◆ **Consegna 1**
Trascrivi dai commenti sui pregiudizi il tratto che va da "Pensavo a qualcosa" fino a "cambiare ed evolvere.".
◆ **Consegna 2**
Riprendi i commenti sui pregiudizi e proseguili dopo l'ultima frase.

Pensavo a qualcosa di simile qualche giorno fa: forse non odiamo veramente delle persone ma solo le idee che abbiamo su di loro. Questo vale anche nei di categoria sociale e professionale. Basta parlarci con quella persona, abbassare un attimo le difese, vederla nei suoi difetti e nei suoi pregi, per capire che è solo un essere umano, un po’ scimmia e un po’ dio, per parafrasare. Mi è piaciuto anche il tuo metterti a nudo, ad ammettere la tua scarsa consapevolezza di un tempo. Anche questo fa parte della vita: cambiare ed evolvere.
Si’, Luca, infatti abbiamo tanti leoni da tastiera proprio per quello.
Bellissimo articolo! Pieno di spunti di riflessione. Concordo sul fatto che la multietnicità può essere solo una cosa da cui imparare. Il problema in Italia è che non ci sono regole, questo porta a situazioni di gestione e convivenza molto difficili.
Si’, quello che mi sembra che non tutti vedano e’ che le regole non ci sono neanche per gli Italiani, che sono i primi ad approfittarne.
Brava, molto bello questo articolo e quanto mai attuale. Io credo che razzisti o di pregiudizio, un po’ lo abbiamo tutti, se pensiamo al solo fatto che se uno dice di “odiare qualcosa”scatta il razzismo contro questo che odia. Un cane che si mangia la coda insomma. E’ l ignoranza, nel senso di non conoscenza che porta ad atteggiamenti e pregiudizi sbagliati. Ci vorrebbe piu umilta, soprattutto evitare di dare etichette prima di conoscere… che mondo sarebbe se fossimo tutti uguali? Per me vale il motto “non fare agli altri cio che non vuoi venga fatto a te”!
Capisco cosa dici, ci vorrebbe piu’ pace e piu’ amore. Sono in accordo con te.
La tua riflessione è molto stimolante e coraggiosa. Sì perché molti sono bravi a scrivere riflessioni stimolanti ma pochi hanno il coraggio di mettere la faccia davanti ad opinioni che oggi consideriamo esecrabili ma, magari, non troppo tempo fa facevamo nostre senza problemi.
La pappardella a memoria non paga, ci vuole sentimento e verita’. 🙂
Mi piace come affronti un argomento così delicato e spinoso, questo post dovrebbero leggerlo tutti per sensibilizzare, informare e lasciar riflettere!
Grazie, Evelina!

Dati di previsione dei riquadri di delimitazione

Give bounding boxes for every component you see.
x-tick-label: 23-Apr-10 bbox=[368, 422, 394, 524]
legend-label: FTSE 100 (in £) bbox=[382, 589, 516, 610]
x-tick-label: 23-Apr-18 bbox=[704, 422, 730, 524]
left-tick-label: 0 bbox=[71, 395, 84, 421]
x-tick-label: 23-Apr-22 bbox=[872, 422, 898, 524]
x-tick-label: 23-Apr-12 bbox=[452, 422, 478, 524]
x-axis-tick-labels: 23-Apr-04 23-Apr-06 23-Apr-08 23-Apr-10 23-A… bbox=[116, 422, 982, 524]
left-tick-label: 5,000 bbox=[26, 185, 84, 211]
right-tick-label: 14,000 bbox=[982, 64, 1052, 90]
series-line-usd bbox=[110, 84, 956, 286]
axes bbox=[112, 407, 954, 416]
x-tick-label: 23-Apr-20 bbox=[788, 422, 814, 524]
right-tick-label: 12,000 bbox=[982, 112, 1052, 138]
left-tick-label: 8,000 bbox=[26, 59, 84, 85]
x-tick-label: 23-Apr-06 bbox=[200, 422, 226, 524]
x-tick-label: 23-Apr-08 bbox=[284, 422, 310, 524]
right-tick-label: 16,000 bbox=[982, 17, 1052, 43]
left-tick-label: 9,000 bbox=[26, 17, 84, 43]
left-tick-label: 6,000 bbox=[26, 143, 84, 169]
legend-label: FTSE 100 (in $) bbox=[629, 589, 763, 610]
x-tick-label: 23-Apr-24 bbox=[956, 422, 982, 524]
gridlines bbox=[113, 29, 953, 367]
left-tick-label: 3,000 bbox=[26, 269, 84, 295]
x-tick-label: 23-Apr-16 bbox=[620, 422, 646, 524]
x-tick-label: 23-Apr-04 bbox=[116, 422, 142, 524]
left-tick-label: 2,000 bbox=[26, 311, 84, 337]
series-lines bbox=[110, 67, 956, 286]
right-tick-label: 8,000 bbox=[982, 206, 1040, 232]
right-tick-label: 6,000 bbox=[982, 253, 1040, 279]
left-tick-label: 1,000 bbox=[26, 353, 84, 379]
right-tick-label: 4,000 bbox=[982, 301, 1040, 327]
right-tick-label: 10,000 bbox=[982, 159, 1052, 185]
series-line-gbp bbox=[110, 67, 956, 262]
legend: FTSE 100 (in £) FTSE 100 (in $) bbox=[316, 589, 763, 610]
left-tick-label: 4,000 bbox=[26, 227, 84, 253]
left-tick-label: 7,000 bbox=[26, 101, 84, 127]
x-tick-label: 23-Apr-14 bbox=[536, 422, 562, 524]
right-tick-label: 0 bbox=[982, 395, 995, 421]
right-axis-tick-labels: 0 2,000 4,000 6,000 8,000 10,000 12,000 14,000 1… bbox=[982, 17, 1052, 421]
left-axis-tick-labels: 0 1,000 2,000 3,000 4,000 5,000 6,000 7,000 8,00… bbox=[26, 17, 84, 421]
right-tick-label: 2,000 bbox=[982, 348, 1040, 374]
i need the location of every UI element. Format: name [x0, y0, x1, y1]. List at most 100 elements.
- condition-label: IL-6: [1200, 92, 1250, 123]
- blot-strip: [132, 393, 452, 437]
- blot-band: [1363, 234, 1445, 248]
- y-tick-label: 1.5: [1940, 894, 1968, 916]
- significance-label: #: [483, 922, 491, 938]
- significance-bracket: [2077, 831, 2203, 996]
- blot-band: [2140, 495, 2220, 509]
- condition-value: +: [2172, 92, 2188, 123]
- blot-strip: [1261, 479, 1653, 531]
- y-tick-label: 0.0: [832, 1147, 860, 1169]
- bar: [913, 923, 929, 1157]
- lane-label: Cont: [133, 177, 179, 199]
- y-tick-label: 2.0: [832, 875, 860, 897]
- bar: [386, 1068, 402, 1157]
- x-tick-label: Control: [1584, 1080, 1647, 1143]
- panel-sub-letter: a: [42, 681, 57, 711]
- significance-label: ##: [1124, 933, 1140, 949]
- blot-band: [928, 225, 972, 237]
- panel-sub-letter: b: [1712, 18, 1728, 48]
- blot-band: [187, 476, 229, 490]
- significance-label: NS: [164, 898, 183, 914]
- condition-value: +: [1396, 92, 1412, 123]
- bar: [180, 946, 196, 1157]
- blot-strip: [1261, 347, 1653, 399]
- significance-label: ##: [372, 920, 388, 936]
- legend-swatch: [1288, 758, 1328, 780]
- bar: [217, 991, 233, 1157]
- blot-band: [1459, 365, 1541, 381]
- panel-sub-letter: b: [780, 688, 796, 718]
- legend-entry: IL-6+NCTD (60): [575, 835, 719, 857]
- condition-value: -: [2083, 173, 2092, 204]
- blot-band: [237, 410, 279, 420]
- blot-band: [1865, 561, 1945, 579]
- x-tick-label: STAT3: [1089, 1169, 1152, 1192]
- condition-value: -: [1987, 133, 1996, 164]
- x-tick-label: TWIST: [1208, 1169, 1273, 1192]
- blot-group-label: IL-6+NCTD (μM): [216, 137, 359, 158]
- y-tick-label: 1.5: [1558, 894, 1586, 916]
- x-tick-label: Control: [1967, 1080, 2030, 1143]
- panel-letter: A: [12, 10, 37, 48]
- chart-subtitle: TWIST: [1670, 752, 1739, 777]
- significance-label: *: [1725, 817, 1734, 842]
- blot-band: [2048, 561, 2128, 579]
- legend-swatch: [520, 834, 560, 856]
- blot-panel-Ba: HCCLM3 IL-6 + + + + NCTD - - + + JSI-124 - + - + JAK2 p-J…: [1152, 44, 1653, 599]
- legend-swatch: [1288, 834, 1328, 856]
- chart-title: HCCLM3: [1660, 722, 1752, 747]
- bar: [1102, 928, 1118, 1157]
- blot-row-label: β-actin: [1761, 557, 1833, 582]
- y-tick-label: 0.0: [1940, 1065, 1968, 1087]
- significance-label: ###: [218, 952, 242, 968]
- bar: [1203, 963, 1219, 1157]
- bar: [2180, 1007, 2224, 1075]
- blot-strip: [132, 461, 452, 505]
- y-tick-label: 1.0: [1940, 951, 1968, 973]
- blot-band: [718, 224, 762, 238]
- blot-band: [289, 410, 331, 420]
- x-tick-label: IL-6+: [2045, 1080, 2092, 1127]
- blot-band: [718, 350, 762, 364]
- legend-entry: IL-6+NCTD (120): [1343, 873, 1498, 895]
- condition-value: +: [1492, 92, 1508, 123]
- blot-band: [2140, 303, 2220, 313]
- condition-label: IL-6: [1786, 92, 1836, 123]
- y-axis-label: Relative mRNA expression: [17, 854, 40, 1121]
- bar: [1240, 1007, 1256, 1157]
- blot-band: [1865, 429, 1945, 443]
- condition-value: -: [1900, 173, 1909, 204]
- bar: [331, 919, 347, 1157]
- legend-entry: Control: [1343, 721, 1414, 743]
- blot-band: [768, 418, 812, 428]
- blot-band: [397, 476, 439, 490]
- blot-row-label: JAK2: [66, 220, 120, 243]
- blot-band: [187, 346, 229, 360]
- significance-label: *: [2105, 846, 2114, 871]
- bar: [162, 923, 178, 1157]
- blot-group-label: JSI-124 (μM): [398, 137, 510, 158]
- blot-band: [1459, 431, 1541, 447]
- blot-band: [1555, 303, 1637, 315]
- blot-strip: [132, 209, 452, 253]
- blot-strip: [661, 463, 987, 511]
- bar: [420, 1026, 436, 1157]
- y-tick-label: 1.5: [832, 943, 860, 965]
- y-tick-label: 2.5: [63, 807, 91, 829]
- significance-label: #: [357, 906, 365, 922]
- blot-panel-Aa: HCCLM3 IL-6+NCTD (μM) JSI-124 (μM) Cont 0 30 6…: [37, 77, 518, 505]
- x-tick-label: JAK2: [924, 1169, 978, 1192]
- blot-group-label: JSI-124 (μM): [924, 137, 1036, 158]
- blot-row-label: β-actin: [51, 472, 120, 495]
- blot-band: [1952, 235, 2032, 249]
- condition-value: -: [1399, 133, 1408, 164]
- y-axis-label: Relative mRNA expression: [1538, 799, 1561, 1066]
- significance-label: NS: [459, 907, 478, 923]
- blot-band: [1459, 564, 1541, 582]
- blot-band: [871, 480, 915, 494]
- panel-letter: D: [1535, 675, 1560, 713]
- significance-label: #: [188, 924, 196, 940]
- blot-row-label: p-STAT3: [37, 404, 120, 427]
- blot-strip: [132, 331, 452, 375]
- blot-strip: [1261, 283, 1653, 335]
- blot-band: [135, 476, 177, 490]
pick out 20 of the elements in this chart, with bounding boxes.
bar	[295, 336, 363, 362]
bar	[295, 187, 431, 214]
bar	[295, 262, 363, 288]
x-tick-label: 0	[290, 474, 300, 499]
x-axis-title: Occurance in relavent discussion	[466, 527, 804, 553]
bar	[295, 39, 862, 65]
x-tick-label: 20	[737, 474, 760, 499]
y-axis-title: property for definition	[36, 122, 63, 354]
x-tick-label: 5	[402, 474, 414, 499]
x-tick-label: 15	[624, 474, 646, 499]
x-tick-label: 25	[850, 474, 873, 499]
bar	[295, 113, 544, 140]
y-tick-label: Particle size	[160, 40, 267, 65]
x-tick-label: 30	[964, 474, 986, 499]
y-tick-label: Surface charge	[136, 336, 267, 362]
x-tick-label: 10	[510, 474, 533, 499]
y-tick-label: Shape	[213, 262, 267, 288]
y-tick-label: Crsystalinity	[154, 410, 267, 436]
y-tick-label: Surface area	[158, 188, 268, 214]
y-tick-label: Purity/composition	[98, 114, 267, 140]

◆ **Spazio risposta 1**
Pensavo a qualcosa di simile qualche giorno fa: forse non odiamo veramente delle persone ma solo le idee che abbiamo su di loro. Questo vale anche nei di categoria sociale e professionale. Basta parlarci con quella persona, abbassare un attimo le difese, vederla nei suoi difetti e nei suoi pregi, per capire che è solo un essere umano, un po’ scimmia e un po’ dio, per parafrasare. Mi è piaciuto anche il tuo metterti a nudo, ad ammettere la tua scarsa consapevolezza di un tempo. Anche questo fa parte della vita: cambiare ed evolvere.

◆ **Spazio risposta 2**
Secondo me uno dei problemi più grandi è che molti vedono le cose o solo bianche o solo nere (non vuole essere un riferimento al colore della pelle delle persone), senza vedere tutte le sfumature che ci stanno in mezzo. Ma è anche vero che se certe esperienze non le vivi in prima persona, spesso cambiare idea è difficile.
Si’, ci sono tante sfumature e piu’ cresci piu’ secondo me saresti cieco a non vederle…
Uno dei problemi più grandi è il fatto di essere ignoranti, spesso mi capita di vivere scene di razzismo e soprattutto di disprezzo di cibo rispetto a quello italiano.Su questo argomento ne discuterei ore e ore soffermandomi soprattutto sul cibo! Non sopporto le persone che dicono cavolate sul cibo etnico, se non lo provi non saprai mai dire se ti piace o no.Queste cose fanno rabbia davvero e mi spiace che la gente rimanga ancora con una mente chiusa e caparbia, posso comprendere le generazioni passati di bisnonni che avendo quella mentalità non si può smuore ma generazioni successive che si limitano a mangiare solo cibo italiano e rammentarlo dopo un viaggio estero mi sembra sprecata come cosa.
Guarda, saro’ un po’ netta: quando mi dicono “che schifo” o fanno storie infinite sul ketchup sulla pasta (che io non mangio ma non per questo vado a dire che stanno offendendo la nostra cultura. Ad offendere la nostra cultura bastiamo noi! Quello che un altro decidere di mettere nel piatto non mi riguarda proprio.) io alzo le mani, non ci si puo’ ragionare.
Sei una persona in gamba, hai mostrato senza falsi pudori ma con tanto coraggio il tuo percorso, l’evoluzione del proprio sentire che e’ piu’ efficace della rivoluzione. Stupenda la progressiva apertura mentale ( e di cuore) a mano a mano che sei entrata a contatto con persone reali e non con preconcetti astratti. E poi mi piace chi parte dai propri errori per mostrare a se’ e agli altri una strada da percorrere.
ml
Come dici tu, e’ inutile raccontarsi meglio di cio’ che si e’ o si e’ stati. 🙂
Io dico solo che la persona migliore che abbia conosciuto mai è extracomunitaria.
Grazie per questo articolo.
Mi piace molto come ti metti a nudi e come dimostri che cambiare si può. Basta metterci la testa.